[SET PROBLEM]
Return all entries precisely as they stand, without the images.

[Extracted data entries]
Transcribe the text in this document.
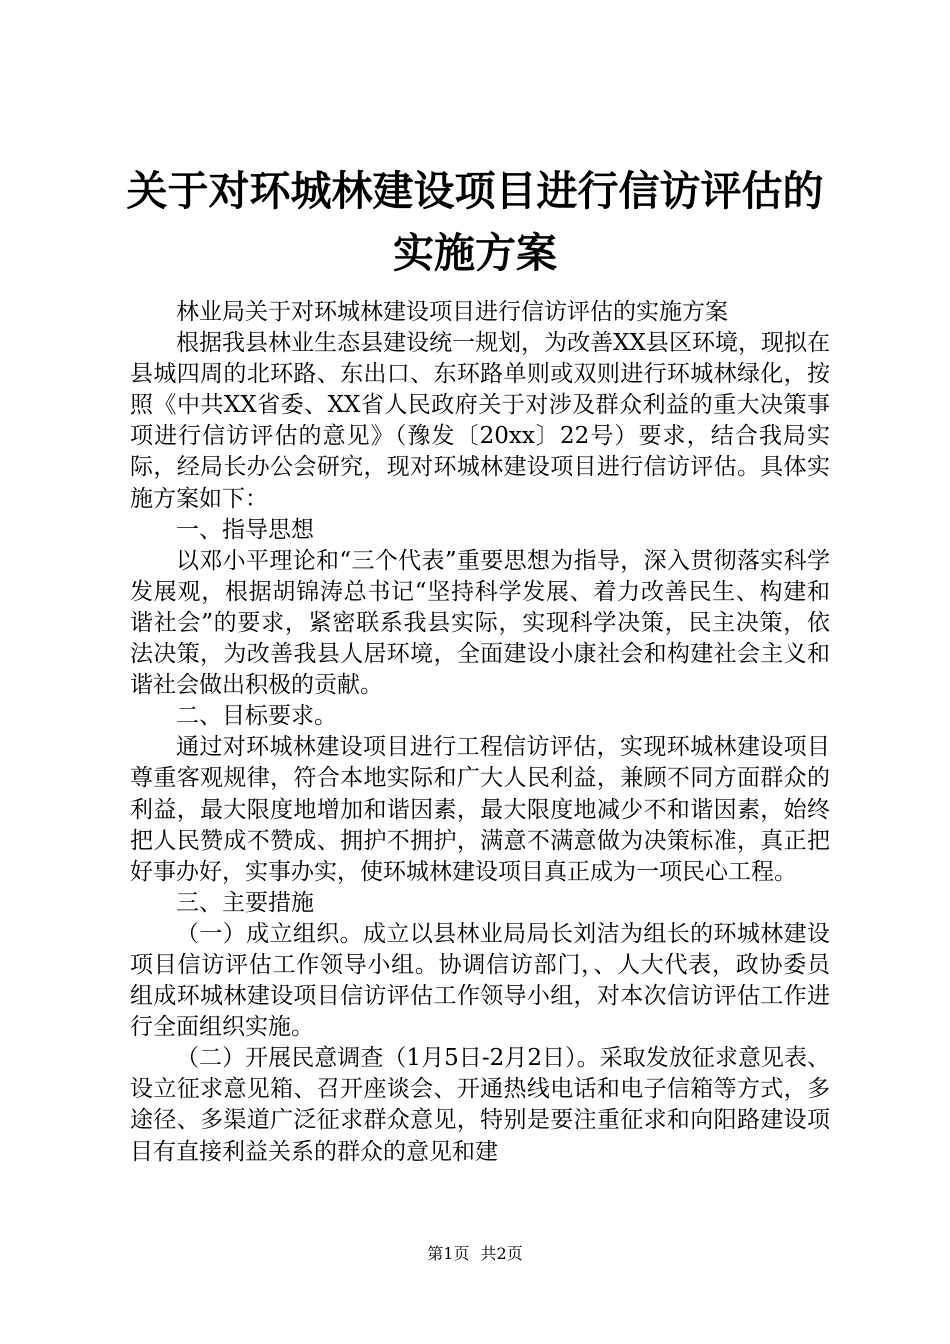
关于对环城林建设项目进行信访评估的实施方案

林业局关于对环城林建设项目进行信访评估的实施方案

根据我县林业生态县建设统一规划，为改善XX县区环境，现拟在县城四周的北环路、东出口、东环路单则或双则进行环城林绿化，按照《中共XX省委、XX省人民政府关于对涉及群众利益的重大决策事项进行信访评估的意见》（豫发〔20xx〕22号）要求，结合我局实际，经局长办公会研究，现对环城林建设项目进行信访评估。具体实施方案如下：

一、指导思想

以邓小平理论和“三个代表”重要思想为指导，深入贯彻落实科学发展观，根据胡锦涛总书记“坚持科学发展、着力改善民生、构建和谐社会”的要求，紧密联系我县实际，实现科学决策，民主决策，依法决策，为改善我县人居环境，全面建设小康社会和构建社会主义和谐社会做出积极的贡献。

二、目标要求。

通过对环城林建设项目进行工程信访评估，实现环城林建设项目尊重客观规律，符合本地实际和广大人民利益，兼顾不同方面群众的利益，最大限度地增加和谐因素，最大限度地减少不和谐因素，始终把人民赞成不赞成、拥护不拥护，满意不满意做为决策标准，真正把好事办好，实事办实，使环城林建设项目真正成为一项民心工程。

三、主要措施

（一）成立组织。成立以县林业局局长刘洁为组长的环城林建设项目信访评估工作领导小组。协调信访部门，、人大代表，政协委员组成环城林建设项目信访评估工作领导小组，对本次信访评估工作进行全面组织实施。

（二）开展民意调查（1月5日-2月2日）。采取发放征求意见表、设立征求意见箱、召开座谈会、开通热线电话和电子信箱等方式，多途径、多渠道广泛征求群众意见，特别是要注重征求和向阳路建设项目有直接利益关系的群众的意见和建

第1页 共2页
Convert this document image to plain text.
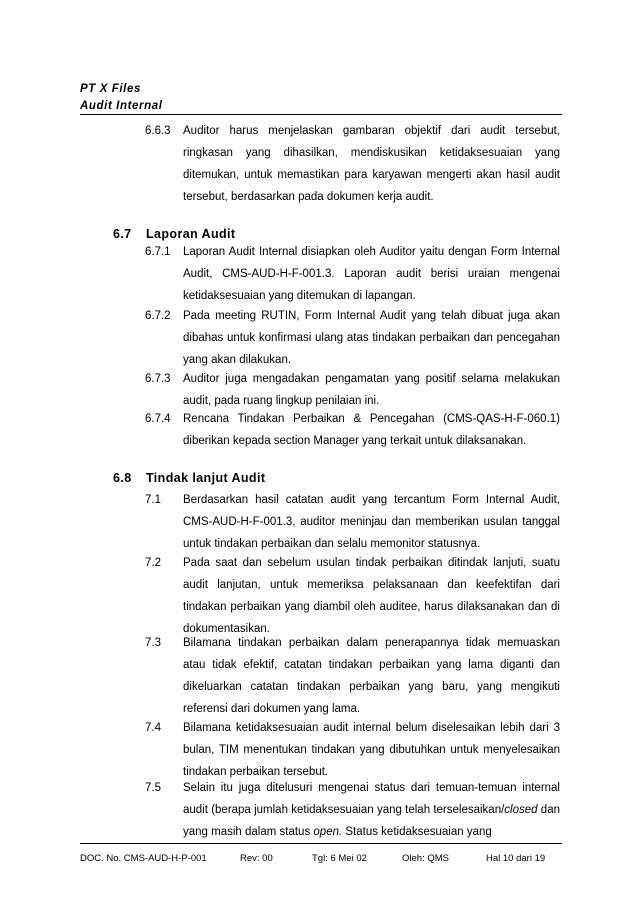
PT X Files
Audit Internal
6.6.3 Auditor harus menjelaskan gambaran objektif dari audit tersebut, ringkasan yang dihasilkan, mendiskusikan ketidaksesuaian yang ditemukan, untuk memastikan para karyawan mengerti akan hasil audit tersebut, berdasarkan pada dokumen kerja audit.
6.7 Laporan Audit
6.7.1 Laporan Audit Internal disiapkan oleh Auditor yaitu dengan Form Internal Audit, CMS-AUD-H-F-001.3. Laporan audit berisi uraian mengenai ketidaksesuaian yang ditemukan di lapangan.
6.7.2 Pada meeting RUTIN, Form Internal Audit yang telah dibuat juga akan dibahas untuk konfirmasi ulang atas tindakan perbaikan dan pencegahan yang akan dilakukan.
6.7.3 Auditor juga mengadakan pengamatan yang positif selama melakukan audit, pada ruang lingkup penilaian ini.
6.7.4 Rencana Tindakan Perbaikan & Pencegahan (CMS-QAS-H-F-060.1) diberikan kepada section Manager yang terkait untuk dilaksanakan.
6.8 Tindak lanjut Audit
7.1 Berdasarkan hasil catatan audit yang tercantum Form Internal Audit, CMS-AUD-H-F-001.3, auditor meninjau dan memberikan usulan tanggal untuk tindakan perbaikan dan selalu memonitor statusnya.
7.2 Pada saat dan sebelum usulan tindak perbaikan ditindak lanjuti, suatu audit lanjutan, untuk memeriksa pelaksanaan dan keefektifan dari tindakan perbaikan yang diambil oleh auditee, harus dilaksanakan dan di dokumentasikan.
7.3 Bilamana tindakan perbaikan dalam penerapannya tidak memuaskan atau tidak efektif, catatan tindakan perbaikan yang lama diganti dan dikeluarkan catatan tindakan perbaikan yang baru, yang mengikuti referensi dari dokumen yang lama.
7.4 Bilamana ketidaksesuaian audit internal belum diselesaikan lebih dari 3 bulan, TIM menentukan tindakan yang dibutuhkan untuk menyelesaikan tindakan perbaikan tersebut.
7.5 Selain itu juga ditelusuri mengenai status dari temuan-temuan internal audit (berapa jumlah ketidaksesuaian yang telah terselesaikan/closed dan yang masih dalam status open. Status ketidaksesuaian yang
DOC. No. CMS-AUD-H-P-001	Rev: 00	Tgl: 6 Mei 02	Oleh: QMS	Hal 10 dari 19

[FINAL ANSWER]
Transcribe the text in this document.
关于对环城林建设项目进行信访评估的实施方案

林业局关于对环城林建设项目进行信访评估的实施方案

根据我县林业生态县建设统一规划，为改善XX县区环境，现拟在县城四周的北环路、东出口、东环路单则或双则进行环城林绿化，按照《中共XX省委、XX省人民政府关于对涉及群众利益的重大决策事项进行信访评估的意见》（豫发〔20xx〕22号）要求，结合我局实际，经局长办公会研究，现对环城林建设项目进行信访评估。具体实施方案如下：

一、指导思想

以邓小平理论和“三个代表”重要思想为指导，深入贯彻落实科学发展观，根据胡锦涛总书记“坚持科学发展、着力改善民生、构建和谐社会”的要求，紧密联系我县实际，实现科学决策，民主决策，依法决策，为改善我县人居环境，全面建设小康社会和构建社会主义和谐社会做出积极的贡献。

二、目标要求。

通过对环城林建设项目进行工程信访评估，实现环城林建设项目尊重客观规律，符合本地实际和广大人民利益，兼顾不同方面群众的利益，最大限度地增加和谐因素，最大限度地减少不和谐因素，始终把人民赞成不赞成、拥护不拥护，满意不满意做为决策标准，真正把好事办好，实事办实，使环城林建设项目真正成为一项民心工程。

三、主要措施

（一）成立组织。成立以县林业局局长刘洁为组长的环城林建设项目信访评估工作领导小组。协调信访部门，、人大代表，政协委员组成环城林建设项目信访评估工作领导小组，对本次信访评估工作进行全面组织实施。

（二）开展民意调查（1月5日-2月2日）。采取发放征求意见表、设立征求意见箱、召开座谈会、开通热线电话和电子信箱等方式，多途径、多渠道广泛征求群众意见，特别是要注重征求和向阳路建设项目有直接利益关系的群众的意见和建

第1页 共2页
Convert this document image to plain text.
PT X Files
Audit Internal
6.6.3 Auditor harus menjelaskan gambaran objektif dari audit tersebut, ringkasan yang dihasilkan, mendiskusikan ketidaksesuaian yang ditemukan, untuk memastikan para karyawan mengerti akan hasil audit tersebut, berdasarkan pada dokumen kerja audit.
6.7 Laporan Audit
6.7.1 Laporan Audit Internal disiapkan oleh Auditor yaitu dengan Form Internal Audit, CMS-AUD-H-F-001.3. Laporan audit berisi uraian mengenai ketidaksesuaian yang ditemukan di lapangan.
6.7.2 Pada meeting RUTIN, Form Internal Audit yang telah dibuat juga akan dibahas untuk konfirmasi ulang atas tindakan perbaikan dan pencegahan yang akan dilakukan.
6.7.3 Auditor juga mengadakan pengamatan yang positif selama melakukan audit, pada ruang lingkup penilaian ini.
6.7.4 Rencana Tindakan Perbaikan & Pencegahan (CMS-QAS-H-F-060.1) diberikan kepada section Manager yang terkait untuk dilaksanakan.
6.8 Tindak lanjut Audit
7.1 Berdasarkan hasil catatan audit yang tercantum Form Internal Audit, CMS-AUD-H-F-001.3, auditor meninjau dan memberikan usulan tanggal untuk tindakan perbaikan dan selalu memonitor statusnya.
7.2 Pada saat dan sebelum usulan tindak perbaikan ditindak lanjuti, suatu audit lanjutan, untuk memeriksa pelaksanaan dan keefektifan dari tindakan perbaikan yang diambil oleh auditee, harus dilaksanakan dan di dokumentasikan.
7.3 Bilamana tindakan perbaikan dalam penerapannya tidak memuaskan atau tidak efektif, catatan tindakan perbaikan yang lama diganti dan dikeluarkan catatan tindakan perbaikan yang baru, yang mengikuti referensi dari dokumen yang lama.
7.4 Bilamana ketidaksesuaian audit internal belum diselesaikan lebih dari 3 bulan, TIM menentukan tindakan yang dibutuhkan untuk menyelesaikan tindakan perbaikan tersebut.
7.5 Selain itu juga ditelusuri mengenai status dari temuan-temuan internal audit (berapa jumlah ketidaksesuaian yang telah terselesaikan/closed dan yang masih dalam status open. Status ketidaksesuaian yang
DOC. No. CMS-AUD-H-P-001	Rev: 00	Tgl: 6 Mei 02	Oleh: QMS	Hal 10 dari 19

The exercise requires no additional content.